• _To do_
Count every line of the listing where the string "text" occurs, and reply with the count alone.

++++++++++

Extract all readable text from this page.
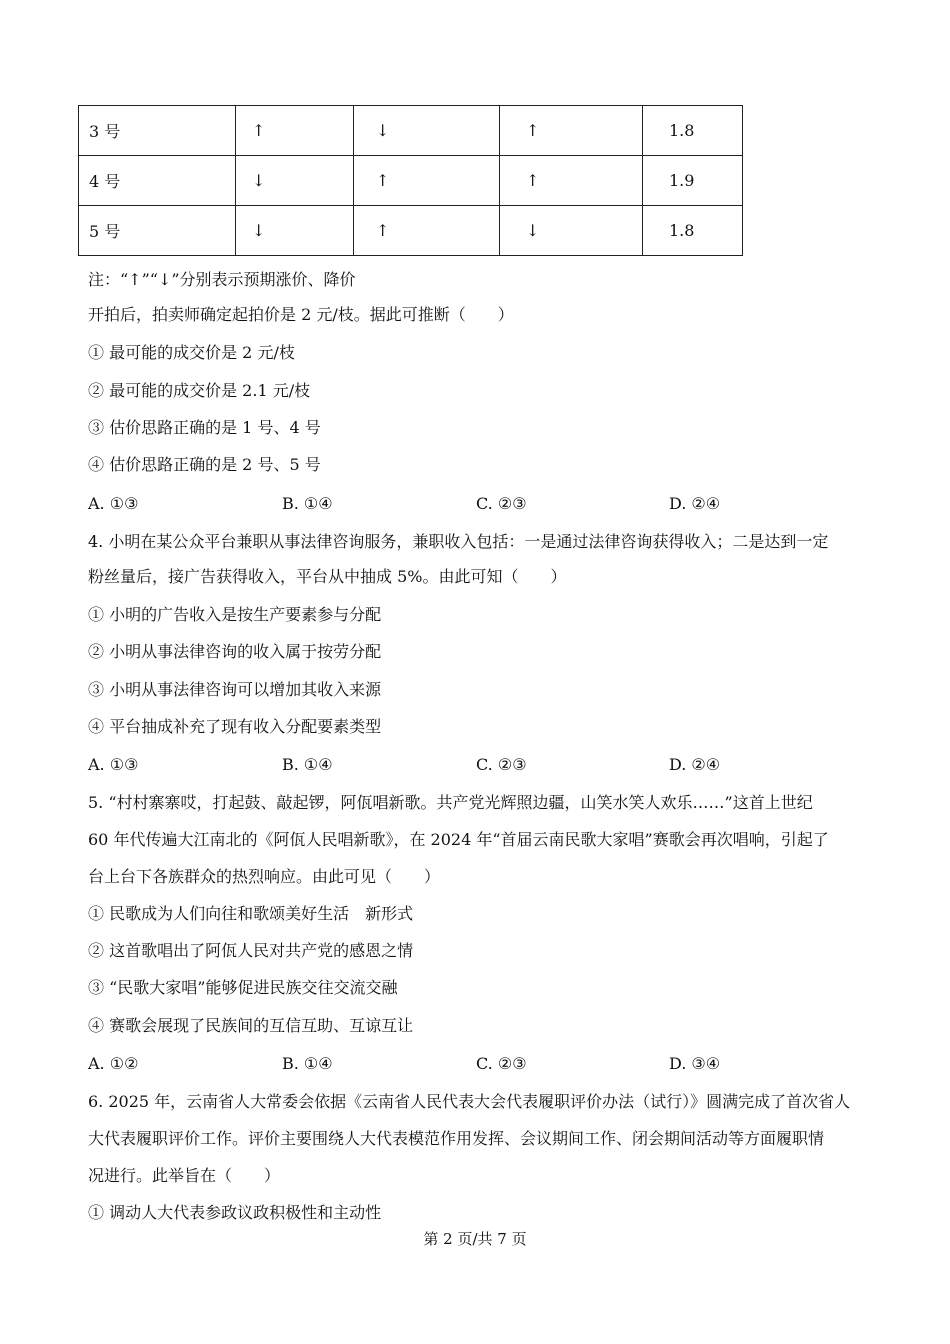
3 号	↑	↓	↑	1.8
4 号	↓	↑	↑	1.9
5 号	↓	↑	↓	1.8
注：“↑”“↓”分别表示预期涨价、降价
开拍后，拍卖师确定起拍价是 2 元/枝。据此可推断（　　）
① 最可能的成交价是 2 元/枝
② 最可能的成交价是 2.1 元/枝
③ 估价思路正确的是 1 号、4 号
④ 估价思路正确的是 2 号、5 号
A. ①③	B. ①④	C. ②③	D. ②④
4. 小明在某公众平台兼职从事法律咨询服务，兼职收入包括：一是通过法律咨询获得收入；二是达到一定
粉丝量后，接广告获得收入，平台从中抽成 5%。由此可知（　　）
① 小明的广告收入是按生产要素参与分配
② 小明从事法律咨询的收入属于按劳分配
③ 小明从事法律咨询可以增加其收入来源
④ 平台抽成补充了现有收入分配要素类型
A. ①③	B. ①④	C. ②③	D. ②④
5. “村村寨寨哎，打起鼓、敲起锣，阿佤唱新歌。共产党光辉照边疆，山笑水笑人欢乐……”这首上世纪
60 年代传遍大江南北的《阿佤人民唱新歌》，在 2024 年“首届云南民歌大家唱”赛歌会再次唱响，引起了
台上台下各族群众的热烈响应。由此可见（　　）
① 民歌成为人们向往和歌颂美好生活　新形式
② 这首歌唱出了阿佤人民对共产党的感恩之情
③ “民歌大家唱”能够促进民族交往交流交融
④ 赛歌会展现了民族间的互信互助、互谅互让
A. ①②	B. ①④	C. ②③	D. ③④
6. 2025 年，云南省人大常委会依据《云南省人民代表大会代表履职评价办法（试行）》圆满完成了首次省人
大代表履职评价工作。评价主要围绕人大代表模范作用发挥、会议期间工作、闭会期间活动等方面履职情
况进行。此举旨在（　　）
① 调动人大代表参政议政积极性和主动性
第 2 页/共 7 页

++++++++++

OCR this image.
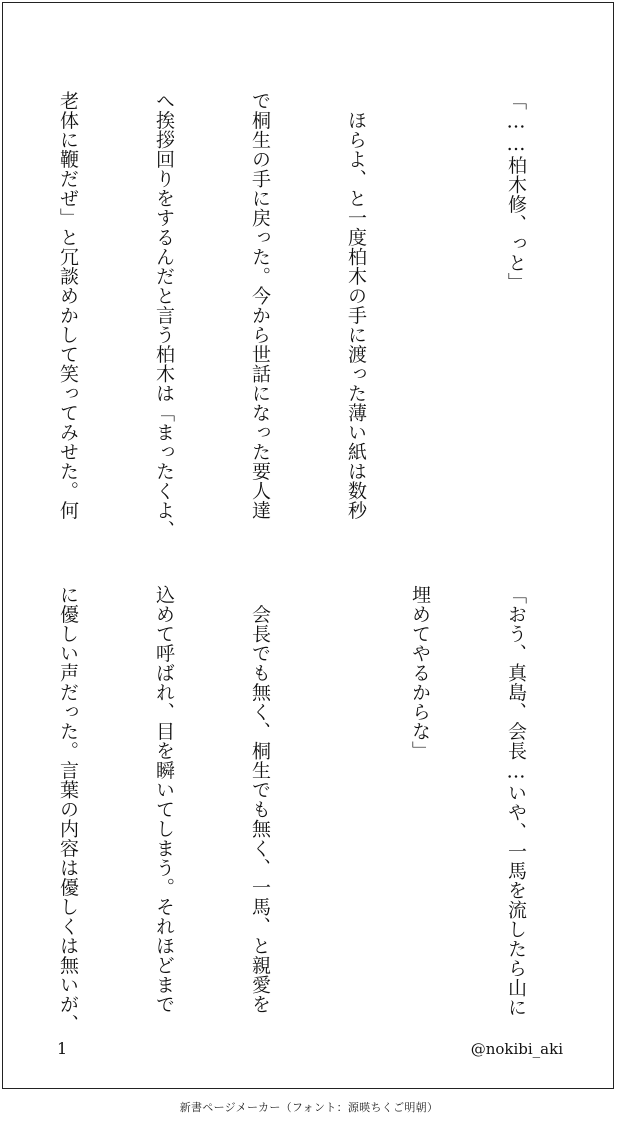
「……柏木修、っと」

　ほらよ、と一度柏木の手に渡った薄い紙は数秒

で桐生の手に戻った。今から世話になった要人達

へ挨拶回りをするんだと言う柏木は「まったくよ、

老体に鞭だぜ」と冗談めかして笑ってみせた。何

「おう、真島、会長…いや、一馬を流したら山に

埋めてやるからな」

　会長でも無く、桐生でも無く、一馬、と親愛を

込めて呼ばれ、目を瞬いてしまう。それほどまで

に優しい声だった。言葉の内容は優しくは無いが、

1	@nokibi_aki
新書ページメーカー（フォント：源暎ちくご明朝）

++++++++++

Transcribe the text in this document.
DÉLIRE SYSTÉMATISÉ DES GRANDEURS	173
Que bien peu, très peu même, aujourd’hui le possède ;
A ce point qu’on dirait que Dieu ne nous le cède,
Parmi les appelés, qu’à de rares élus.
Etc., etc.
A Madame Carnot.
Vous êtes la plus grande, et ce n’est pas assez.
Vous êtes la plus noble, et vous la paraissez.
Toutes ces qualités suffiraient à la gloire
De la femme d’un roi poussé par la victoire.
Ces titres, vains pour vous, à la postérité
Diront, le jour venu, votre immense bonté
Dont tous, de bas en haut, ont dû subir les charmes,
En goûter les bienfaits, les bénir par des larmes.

++++++++++

• _Response below_
2